▶ [GIVEN EXERCISE]:
Pick out each line in these entries that contains the string "Dolna".

▶ [DATA RECORDS]:

__________________________________________________

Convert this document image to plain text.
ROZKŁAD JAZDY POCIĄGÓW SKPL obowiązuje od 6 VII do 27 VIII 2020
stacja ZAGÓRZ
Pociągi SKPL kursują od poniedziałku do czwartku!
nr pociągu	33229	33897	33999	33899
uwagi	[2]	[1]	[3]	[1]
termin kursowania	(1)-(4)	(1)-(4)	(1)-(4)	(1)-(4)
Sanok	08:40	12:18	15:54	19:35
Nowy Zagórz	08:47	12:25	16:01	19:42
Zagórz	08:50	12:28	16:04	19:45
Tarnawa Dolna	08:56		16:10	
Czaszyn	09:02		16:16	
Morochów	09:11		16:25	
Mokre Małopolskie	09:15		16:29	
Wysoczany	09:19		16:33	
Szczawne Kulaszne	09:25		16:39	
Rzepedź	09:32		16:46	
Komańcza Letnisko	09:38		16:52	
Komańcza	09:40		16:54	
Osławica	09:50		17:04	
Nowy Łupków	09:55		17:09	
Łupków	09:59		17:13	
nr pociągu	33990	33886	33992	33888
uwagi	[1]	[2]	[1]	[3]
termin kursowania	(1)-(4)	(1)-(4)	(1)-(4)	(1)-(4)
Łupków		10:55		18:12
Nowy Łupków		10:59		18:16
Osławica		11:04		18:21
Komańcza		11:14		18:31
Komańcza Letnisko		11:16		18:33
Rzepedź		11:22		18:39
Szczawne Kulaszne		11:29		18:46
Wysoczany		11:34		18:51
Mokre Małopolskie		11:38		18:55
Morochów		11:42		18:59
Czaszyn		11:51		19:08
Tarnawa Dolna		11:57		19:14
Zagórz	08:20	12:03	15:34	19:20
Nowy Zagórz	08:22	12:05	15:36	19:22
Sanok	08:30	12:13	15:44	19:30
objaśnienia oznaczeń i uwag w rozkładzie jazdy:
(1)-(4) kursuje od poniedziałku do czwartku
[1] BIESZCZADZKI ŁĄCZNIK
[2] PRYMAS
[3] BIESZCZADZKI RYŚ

__________________________________________________

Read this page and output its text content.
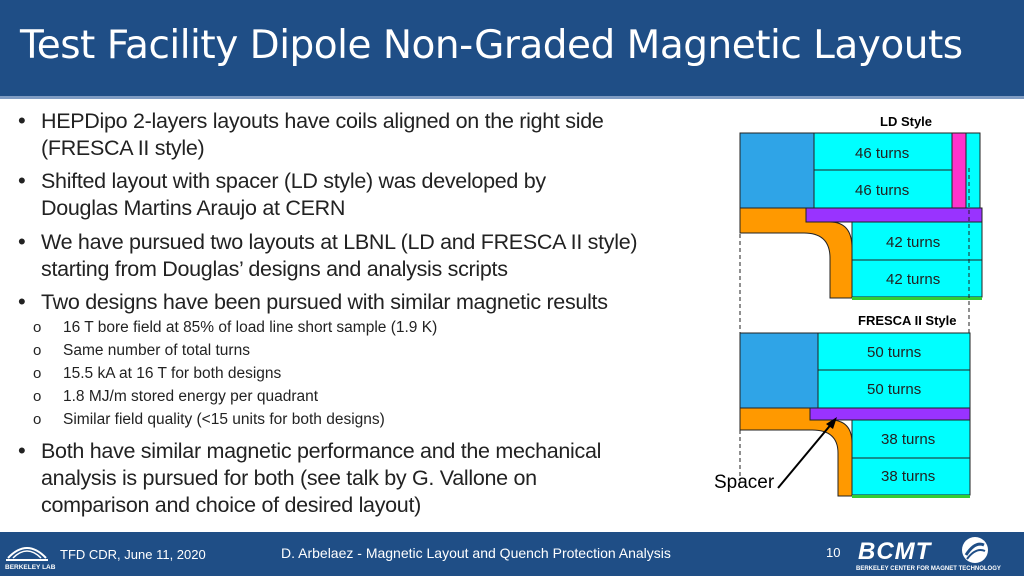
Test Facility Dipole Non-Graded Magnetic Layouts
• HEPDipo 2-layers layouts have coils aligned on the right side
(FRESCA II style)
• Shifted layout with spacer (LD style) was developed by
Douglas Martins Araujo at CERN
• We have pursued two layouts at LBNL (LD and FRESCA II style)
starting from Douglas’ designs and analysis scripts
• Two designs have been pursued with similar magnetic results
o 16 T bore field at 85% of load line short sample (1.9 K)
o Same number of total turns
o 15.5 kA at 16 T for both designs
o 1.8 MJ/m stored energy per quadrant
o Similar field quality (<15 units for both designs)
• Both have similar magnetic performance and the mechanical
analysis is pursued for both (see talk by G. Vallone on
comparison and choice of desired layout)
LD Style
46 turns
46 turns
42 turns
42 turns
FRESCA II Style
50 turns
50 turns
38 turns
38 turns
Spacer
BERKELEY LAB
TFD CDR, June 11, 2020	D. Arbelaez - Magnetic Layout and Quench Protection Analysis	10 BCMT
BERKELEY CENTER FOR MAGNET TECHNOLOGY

__________________________________________________

▶ [OUTPUT BELOW]:
Tarnawa Dolna	08:56		16:10	
Tarnawa Dolna		11:57		19:14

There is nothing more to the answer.